>>

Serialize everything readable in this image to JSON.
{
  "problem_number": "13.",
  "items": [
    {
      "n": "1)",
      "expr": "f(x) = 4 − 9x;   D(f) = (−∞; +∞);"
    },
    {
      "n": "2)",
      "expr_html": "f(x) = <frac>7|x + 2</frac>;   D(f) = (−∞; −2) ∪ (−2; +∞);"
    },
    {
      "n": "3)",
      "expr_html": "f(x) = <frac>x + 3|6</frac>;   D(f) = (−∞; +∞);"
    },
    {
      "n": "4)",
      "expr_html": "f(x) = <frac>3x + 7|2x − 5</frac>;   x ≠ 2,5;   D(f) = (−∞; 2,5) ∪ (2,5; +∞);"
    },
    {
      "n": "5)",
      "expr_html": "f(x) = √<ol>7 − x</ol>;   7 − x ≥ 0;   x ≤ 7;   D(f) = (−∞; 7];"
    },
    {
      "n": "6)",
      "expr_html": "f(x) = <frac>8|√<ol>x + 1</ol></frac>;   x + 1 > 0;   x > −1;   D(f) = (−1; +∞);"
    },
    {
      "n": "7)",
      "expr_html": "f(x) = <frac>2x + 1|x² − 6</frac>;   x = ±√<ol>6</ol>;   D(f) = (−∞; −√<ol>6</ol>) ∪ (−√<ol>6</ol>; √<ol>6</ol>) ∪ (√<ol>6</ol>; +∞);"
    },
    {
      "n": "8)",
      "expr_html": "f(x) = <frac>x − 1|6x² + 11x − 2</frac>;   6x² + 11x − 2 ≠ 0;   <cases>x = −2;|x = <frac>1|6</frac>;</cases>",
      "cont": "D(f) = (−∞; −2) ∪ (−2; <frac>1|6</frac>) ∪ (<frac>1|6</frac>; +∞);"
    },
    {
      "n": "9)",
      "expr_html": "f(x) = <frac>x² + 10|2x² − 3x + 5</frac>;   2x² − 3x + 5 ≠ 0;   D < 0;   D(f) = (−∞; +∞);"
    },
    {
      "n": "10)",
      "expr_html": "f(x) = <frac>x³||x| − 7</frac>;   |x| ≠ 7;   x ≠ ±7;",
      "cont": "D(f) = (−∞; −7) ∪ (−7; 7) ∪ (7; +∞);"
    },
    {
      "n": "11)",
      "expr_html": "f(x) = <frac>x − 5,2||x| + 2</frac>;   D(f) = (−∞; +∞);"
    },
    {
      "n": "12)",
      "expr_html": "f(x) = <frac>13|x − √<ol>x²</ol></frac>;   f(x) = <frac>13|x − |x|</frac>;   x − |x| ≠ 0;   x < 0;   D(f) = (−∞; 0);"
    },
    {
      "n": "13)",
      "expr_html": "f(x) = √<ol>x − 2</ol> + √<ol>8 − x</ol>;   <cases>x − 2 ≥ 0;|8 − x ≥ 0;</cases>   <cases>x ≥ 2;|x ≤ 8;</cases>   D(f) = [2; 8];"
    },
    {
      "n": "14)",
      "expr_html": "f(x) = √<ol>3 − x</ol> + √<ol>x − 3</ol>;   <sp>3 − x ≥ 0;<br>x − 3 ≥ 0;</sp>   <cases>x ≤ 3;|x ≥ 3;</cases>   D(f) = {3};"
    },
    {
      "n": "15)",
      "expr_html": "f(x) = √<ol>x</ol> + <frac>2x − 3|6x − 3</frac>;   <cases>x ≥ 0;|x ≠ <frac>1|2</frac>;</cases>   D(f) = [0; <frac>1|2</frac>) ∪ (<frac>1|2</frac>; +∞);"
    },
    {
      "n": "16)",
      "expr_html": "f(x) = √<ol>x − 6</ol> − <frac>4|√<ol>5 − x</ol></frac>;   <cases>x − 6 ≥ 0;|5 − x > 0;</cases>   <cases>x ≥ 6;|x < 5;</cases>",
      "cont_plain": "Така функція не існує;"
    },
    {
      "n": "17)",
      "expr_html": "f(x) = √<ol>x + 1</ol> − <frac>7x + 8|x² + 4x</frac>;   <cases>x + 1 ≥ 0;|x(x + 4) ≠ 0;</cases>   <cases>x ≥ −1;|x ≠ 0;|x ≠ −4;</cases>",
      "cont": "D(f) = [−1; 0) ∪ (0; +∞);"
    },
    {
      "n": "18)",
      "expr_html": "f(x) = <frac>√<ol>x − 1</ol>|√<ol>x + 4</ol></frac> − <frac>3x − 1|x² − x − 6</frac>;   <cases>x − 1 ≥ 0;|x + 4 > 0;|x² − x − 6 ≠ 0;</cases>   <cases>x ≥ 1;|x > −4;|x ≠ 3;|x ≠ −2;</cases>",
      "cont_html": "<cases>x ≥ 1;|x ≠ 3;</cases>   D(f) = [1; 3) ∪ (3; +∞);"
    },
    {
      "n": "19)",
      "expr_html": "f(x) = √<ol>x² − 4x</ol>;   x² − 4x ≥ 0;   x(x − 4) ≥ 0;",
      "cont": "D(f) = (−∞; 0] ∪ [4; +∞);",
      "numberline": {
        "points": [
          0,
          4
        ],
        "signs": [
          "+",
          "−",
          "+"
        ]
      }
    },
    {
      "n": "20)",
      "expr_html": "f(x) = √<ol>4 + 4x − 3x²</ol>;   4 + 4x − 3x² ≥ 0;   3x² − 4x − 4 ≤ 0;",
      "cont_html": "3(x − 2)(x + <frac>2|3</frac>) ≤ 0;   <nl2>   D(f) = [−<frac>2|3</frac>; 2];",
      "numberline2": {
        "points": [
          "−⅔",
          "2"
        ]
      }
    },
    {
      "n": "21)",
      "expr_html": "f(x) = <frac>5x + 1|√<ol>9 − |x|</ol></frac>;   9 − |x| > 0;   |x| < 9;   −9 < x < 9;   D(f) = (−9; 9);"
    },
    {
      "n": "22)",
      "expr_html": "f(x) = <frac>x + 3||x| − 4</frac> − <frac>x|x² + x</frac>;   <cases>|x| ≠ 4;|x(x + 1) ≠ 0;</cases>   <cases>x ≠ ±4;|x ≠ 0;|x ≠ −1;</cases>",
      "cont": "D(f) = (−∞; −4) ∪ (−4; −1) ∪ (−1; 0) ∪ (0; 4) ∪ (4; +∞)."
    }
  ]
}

<<
>>

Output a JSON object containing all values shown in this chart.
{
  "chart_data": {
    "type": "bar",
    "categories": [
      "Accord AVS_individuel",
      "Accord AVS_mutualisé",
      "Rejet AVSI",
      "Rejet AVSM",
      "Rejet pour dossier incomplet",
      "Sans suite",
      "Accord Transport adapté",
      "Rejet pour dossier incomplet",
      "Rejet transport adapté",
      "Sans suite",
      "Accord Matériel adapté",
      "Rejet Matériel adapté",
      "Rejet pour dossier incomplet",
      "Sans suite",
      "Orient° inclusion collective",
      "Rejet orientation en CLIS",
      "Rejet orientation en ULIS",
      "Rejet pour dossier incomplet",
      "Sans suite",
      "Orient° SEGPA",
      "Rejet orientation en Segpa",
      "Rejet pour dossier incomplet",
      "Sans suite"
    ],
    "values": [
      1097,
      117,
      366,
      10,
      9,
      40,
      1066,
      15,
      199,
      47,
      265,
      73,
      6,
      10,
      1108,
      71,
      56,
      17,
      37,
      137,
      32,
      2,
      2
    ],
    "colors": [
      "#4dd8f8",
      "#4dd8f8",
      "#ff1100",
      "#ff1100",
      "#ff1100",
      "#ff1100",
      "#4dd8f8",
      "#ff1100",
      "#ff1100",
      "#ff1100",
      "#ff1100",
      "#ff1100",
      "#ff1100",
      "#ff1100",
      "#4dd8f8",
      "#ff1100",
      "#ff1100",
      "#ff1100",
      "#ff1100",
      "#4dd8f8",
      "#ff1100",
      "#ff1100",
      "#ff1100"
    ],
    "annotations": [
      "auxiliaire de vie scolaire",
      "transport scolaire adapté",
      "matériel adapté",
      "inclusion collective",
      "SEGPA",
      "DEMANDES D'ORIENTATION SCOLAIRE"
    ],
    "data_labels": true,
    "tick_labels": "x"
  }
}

<<

> Goal of the exercise
Select and copy each line from the data that includes the word "this".

> Full response
Serialize everything readable in this image to JSON.
Output a JSON object containing all values shown in this chart.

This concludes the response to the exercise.